Given exercise A – In the post about gender and Ohloh, name every Ohloh user whose profile is discussed as an example of the Mechanical Turk workers' judgments.

** START OF Provided passage **

Gender and

While I was at Wikimania last week I was talking to a sociologist who is researching open source contributions. Turned out he’d never heard of so I was glad to be able to introduce him to it. Ohloh, if you’re not familiar, is a site that reports on contributions to a wide range of open source projects over time, by scraping information from version control repositories. It has over 300k projects listed and almost 400k contributors.

Yesterday, when looking at Ohloh, I wondered whether we could guess anything about the gender of contributors from their user profiles there. So I set up a little experiment. Using the Ohloh API, I extracted a bunch of account data, then grabbed a small sample (100 accounts) to mess around with. (I didn’t worry too much about real randomness at this point, as it was just a proof of concept.)

Next I created a Mechanical Turk job where I asked participants to look at Ohloh profile pages and see if they could figure out the gender of the user based on username, avatar, or any other means. I got three people to look at each profile, paying 5c each, so the cost to me was 100 * 15c = $15, plus Amazon’s fee brought it to $16.50.

The results came back in about an hour. I downloaded them and ran them through a quick little Perl script. In any case where at least two of the Mech Turk workers had agreed on “Male” or “Female”, I counted the user as that gender. If the workers couldn’t agree or couldn’t tell, I counted the user as “unknown”.

My results for the test batch of 100 users:

6 female
23 male
71 unknown

Turns out it’s hard to tell gender from Ohloh profiles! Some of them are truly impossible — usernames that are just initials, for instance, and profile pages not filled out at all. And sometimes my MT workers just seemed to have odd opinions, or didn’t know much about names. For example, they all marked someone named Didier Durand as “?” although that is a common French masculine name. Similarly, someone named Pavel Shiryaev also came through as unknown, with two “?” and one “M” though Pavel is the Russian version of the masculine name “Paul”. dianelamb320 got a vote each way for “M”, “F”, and “?”, also resulting in “unknown”, though I would have guessed female. On the other hand, svpavani came through as female (two “F”, one “?”) and I can’t for the life of me figure out why, as there is nothing on the profile page to indicate it.

So… with 71% unknown, I don’t really feel this was successful enough to extend to a wider sample, given that it costs real money to do so. But I do think it was interesting that in the small and not-particularly-random sample I used, 5% were clearly feminine usernames (that is, 6% minus “svpavani”). This is considerably higher than the 1.5% of female contributors usually cited from the FLOSSPOLS survey.

What do you think? Would it be worth trying again with a larger sample? Do you have any ideas for how to get fewer “unknown” responses without compromising the data? Any other ideas on how we could mine Ohloh’s account information to learn things about gender?

17 thoughts on “Gender and

  1. Rick

    How many of the usernames fell into the class of “truly inscrutable” and how many into the class of “discernable with some additional investigation”? If it’s more the latter, perhaps we could crowdsource this out to the participants here on the Geek Feminism project..? We surely wouldn’t be able to get through a huge swath of ohloh’s user base, but with a random sample, we might have enough results to be interesting.

  2. Liz

    As we talked about on IM I do think it would be interesting and worth it to suck all the profile names out of there and run them against the biggest gendered name DBs we can get our hands on. I’d try it first with the subset of names that are clearly demarcated as first and last names, as well as by treating the entire profile name as a first name. Then, any first names that show as male and female, or don’t show up, count as uncertain; ones that are female but not male count as female. I think that would give a fairly large sample.

** END OF Provided passage **
** START OF Dataset extract **

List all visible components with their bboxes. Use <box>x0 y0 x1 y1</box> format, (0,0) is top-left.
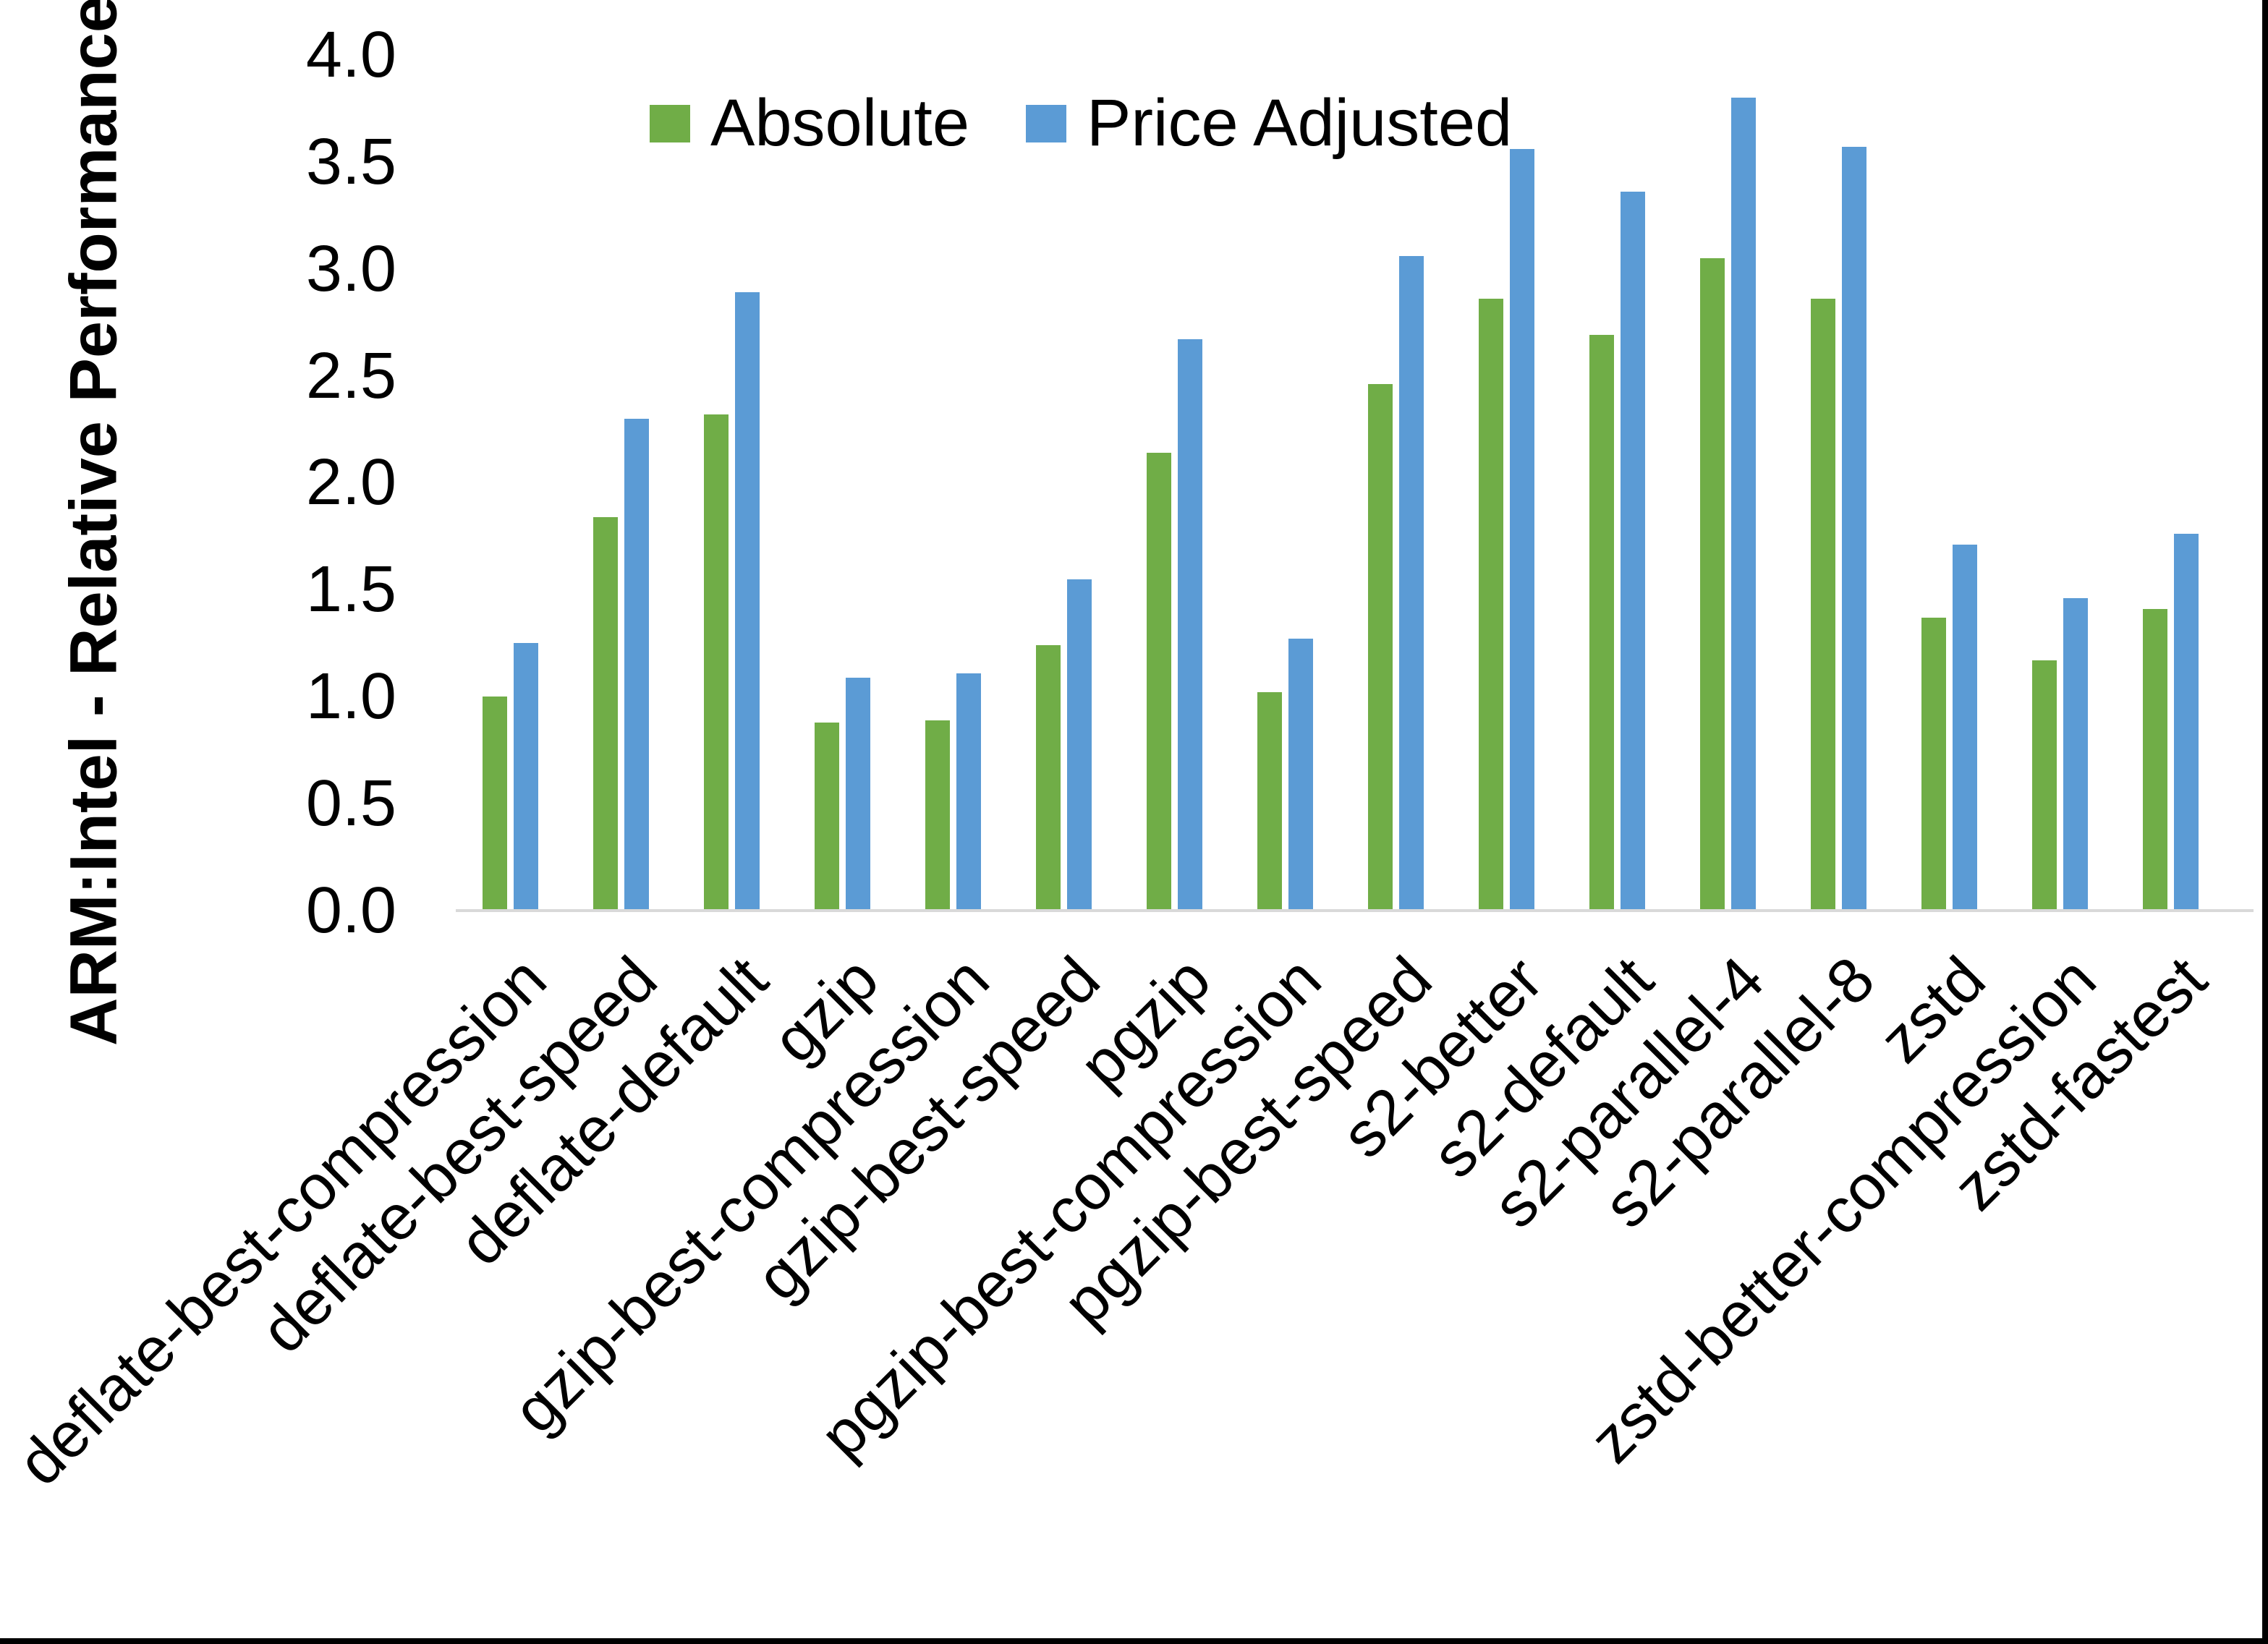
bar-deflate-best-speed-price-adjusted <box>624 419 649 911</box>
bar-deflate-best-compression-price-adjusted <box>514 643 538 911</box>
y-tick-label-1.0: 1.0 <box>305 660 396 733</box>
legend-label-price-adjusted: Price Adjusted <box>1087 86 1513 160</box>
bar-pgzip-price-adjusted <box>1178 339 1202 911</box>
legend-swatch-absolute <box>650 104 690 142</box>
y-tick-label-3.5: 3.5 <box>305 125 396 198</box>
bar-zstd-better-compression-price-adjusted <box>2063 598 2088 911</box>
x-axis-line <box>456 909 2254 912</box>
bar-zstd-fastest-price-adjusted <box>2174 534 2199 911</box>
y-tick-label-2.0: 2.0 <box>305 446 396 519</box>
y-tick-label-3.0: 3.0 <box>305 232 396 305</box>
bar-gzip-best-speed-price-adjusted <box>1067 579 1092 911</box>
y-tick-label-4.0: 4.0 <box>305 18 396 91</box>
bar-gzip-absolute <box>815 723 839 911</box>
bar-zstd-price-adjusted <box>1953 545 1977 911</box>
bar-s2-better-price-adjusted <box>1510 149 1534 911</box>
legend-swatch-price-adjusted <box>1026 104 1067 142</box>
y-axis-title: ARM:Intel - Relative Performance <box>56 0 131 1046</box>
bar-zstd-better-compression-absolute <box>2032 660 2057 911</box>
y-tick-label-1.5: 1.5 <box>305 553 396 626</box>
bar-zstd-fastest-absolute <box>2143 609 2167 911</box>
bar-deflate-best-speed-absolute <box>593 517 618 911</box>
legend-item-price-adjusted: Price Adjusted <box>1026 85 1512 161</box>
bar-s2-parallel-4-absolute <box>1700 258 1725 911</box>
bar-deflate-default-price-adjusted <box>735 292 760 911</box>
y-tick-label-2.5: 2.5 <box>305 339 396 412</box>
bar-pgzip-absolute <box>1147 453 1171 911</box>
bar-deflate-default-absolute <box>704 414 729 911</box>
bar-zstd-absolute <box>1921 618 1946 911</box>
bar-pgzip-best-compression-absolute <box>1257 692 1282 911</box>
bar-s2-default-absolute <box>1589 335 1614 911</box>
legend-item-absolute: Absolute <box>650 85 969 161</box>
bar-pgzip-best-compression-price-adjusted <box>1288 639 1313 911</box>
bar-s2-better-absolute <box>1479 299 1503 911</box>
bar-pgzip-best-speed-price-adjusted <box>1399 256 1424 911</box>
window-bottom-border <box>0 1638 2268 1644</box>
y-tick-label-0.0: 0.0 <box>305 874 396 947</box>
window-right-border <box>2262 0 2268 1644</box>
bar-s2-parallel-8-absolute <box>1811 299 1835 911</box>
y-tick-label-0.5: 0.5 <box>305 767 396 840</box>
bar-gzip-price-adjusted <box>846 678 870 911</box>
bar-s2-parallel-8-price-adjusted <box>1842 147 1866 911</box>
bar-s2-default-price-adjusted <box>1621 192 1645 911</box>
legend: Absolute Price Adjusted <box>650 85 1512 161</box>
bar-pgzip-best-speed-absolute <box>1368 384 1393 911</box>
bar-s2-parallel-4-price-adjusted <box>1731 98 1756 911</box>
bar-gzip-best-compression-price-adjusted <box>956 673 981 911</box>
bar-gzip-best-compression-absolute <box>925 720 950 911</box>
bar-deflate-best-compression-absolute <box>483 697 507 911</box>
bar-gzip-best-speed-absolute <box>1036 645 1061 911</box>
legend-label-absolute: Absolute <box>710 86 970 160</box>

** END OF Dataset extract **

Given exercise B – Copy the stretch of the listing from the line containing "bar-deflate-best-speed-price-adjusted <box>624 419" through the line containing "bar-zstd-absolute <box>1921 618", including both of those lines.

Right answer A – Didier Durand, Pavel Shiryaev, dianelamb320, svpavani

Right answer B –
bar-deflate-best-speed-price-adjusted <box>624 419 649 911</box>
bar-deflate-best-compression-price-adjusted <box>514 643 538 911</box>
y-tick-label-1.0: 1.0 <box>305 660 396 733</box>
legend-label-price-adjusted: Price Adjusted <box>1087 86 1513 160</box>
bar-pgzip-price-adjusted <box>1178 339 1202 911</box>
legend-swatch-absolute <box>650 104 690 142</box>
y-tick-label-3.5: 3.5 <box>305 125 396 198</box>
bar-zstd-better-compression-price-adjusted <box>2063 598 2088 911</box>
x-axis-line <box>456 909 2254 912</box>
bar-zstd-fastest-price-adjusted <box>2174 534 2199 911</box>
y-tick-label-2.0: 2.0 <box>305 446 396 519</box>
y-tick-label-3.0: 3.0 <box>305 232 396 305</box>
bar-gzip-best-speed-price-adjusted <box>1067 579 1092 911</box>
y-tick-label-4.0: 4.0 <box>305 18 396 91</box>
bar-gzip-absolute <box>815 723 839 911</box>
bar-zstd-price-adjusted <box>1953 545 1977 911</box>
bar-s2-better-price-adjusted <box>1510 149 1534 911</box>
legend-swatch-price-adjusted <box>1026 104 1067 142</box>
y-axis-title: ARM:Intel - Relative Performance <box>56 0 131 1046</box>
bar-zstd-better-compression-absolute <box>2032 660 2057 911</box>
y-tick-label-1.5: 1.5 <box>305 553 396 626</box>
bar-zstd-fastest-absolute <box>2143 609 2167 911</box>
bar-deflate-best-speed-absolute <box>593 517 618 911</box>
legend-item-price-adjusted: Price Adjusted <box>1026 85 1512 161</box>
bar-s2-parallel-4-absolute <box>1700 258 1725 911</box>
bar-deflate-default-price-adjusted <box>735 292 760 911</box>
y-tick-label-2.5: 2.5 <box>305 339 396 412</box>
bar-pgzip-absolute <box>1147 453 1171 911</box>
bar-deflate-default-absolute <box>704 414 729 911</box>
bar-zstd-absolute <box>1921 618 1946 911</box>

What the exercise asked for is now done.